**Set task**
Scan the data below for the string "JSON". Show every line where it turns up.

**Given data**

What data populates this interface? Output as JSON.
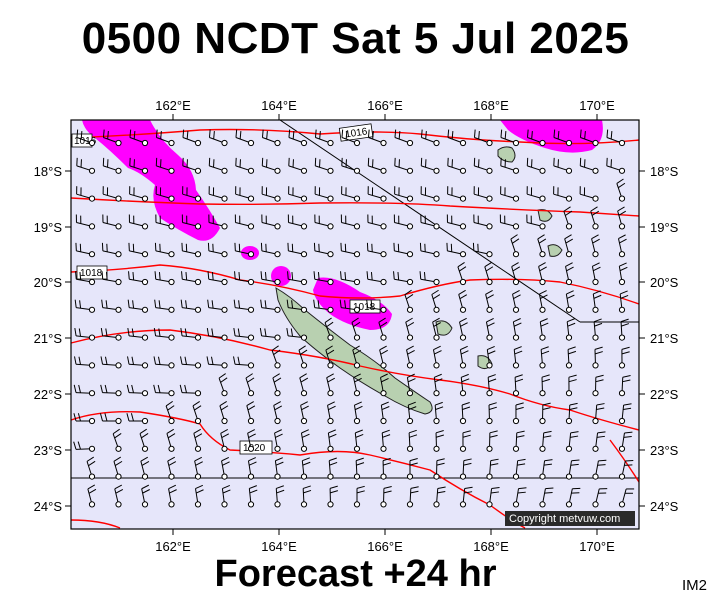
{
  "title": "0500 NCDT Sat 5 Jul 2025",
  "subtitle": "Forecast +24 hr",
  "image_tag": "IM2",
  "copyright": "Copyright metvuw.com",
  "lon_labels": [
    "162°E",
    "164°E",
    "166°E",
    "168°E",
    "170°E"
  ],
  "lat_labels": [
    "18°S",
    "19°S",
    "20°S",
    "21°S",
    "22°S",
    "23°S",
    "24°S"
  ],
  "isobar_labels": [
    "1016",
    "1016",
    "1018",
    "1018",
    "1020"
  ],
  "colors": {
    "ocean": "#e6e6fa",
    "precip": "#ff00ff",
    "isobar": "#ff0000",
    "land": "#b8d0b0"
  }
}
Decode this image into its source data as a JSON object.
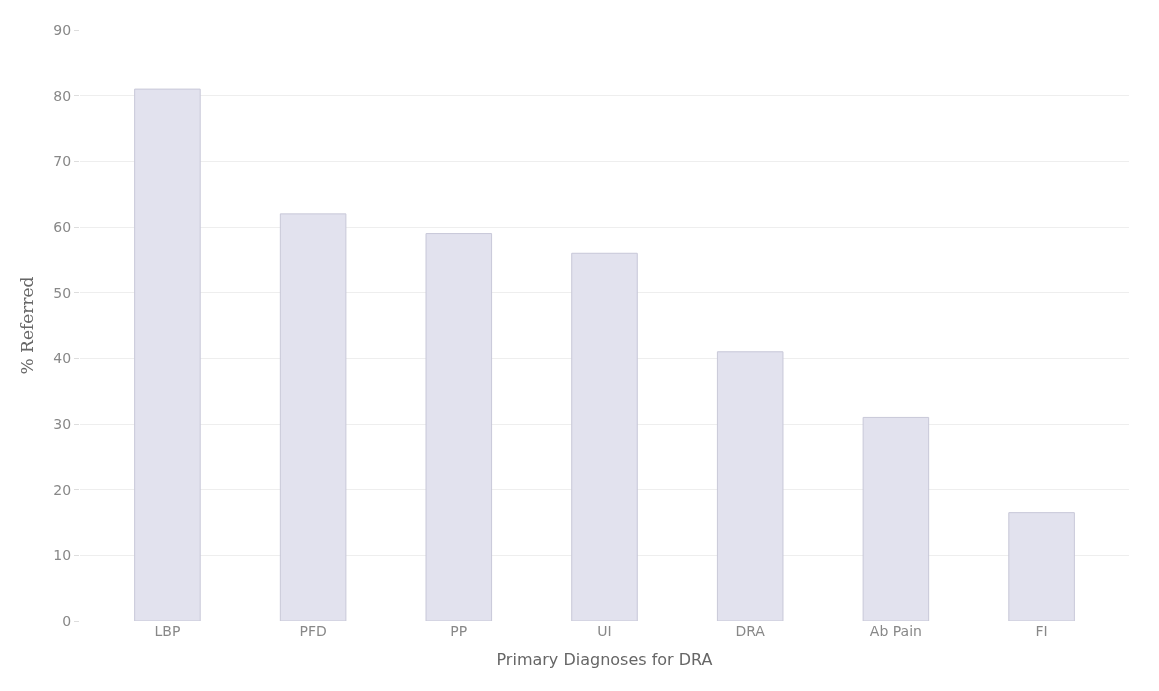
{
  "chart_data": {
    "type": "bar",
    "xlabel": "Primary Diagnoses for DRA",
    "ylabel": "% Referred",
    "categories": [
      "LBP",
      "PFD",
      "PP",
      "UI",
      "DRA",
      "Ab Pain",
      "FI"
    ],
    "values": [
      81,
      62,
      59,
      56,
      41,
      31,
      16.5
    ],
    "color": "#e2e2ee",
    "ylim": [
      0,
      90
    ],
    "yticks": [
      0,
      10,
      20,
      30,
      40,
      50,
      60,
      70,
      80,
      90
    ],
    "grid": "y",
    "legend": false
  }
}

**Correct answer**
What data populates this interface? Output as JSON.
Decode this image into its source data as a JSON object.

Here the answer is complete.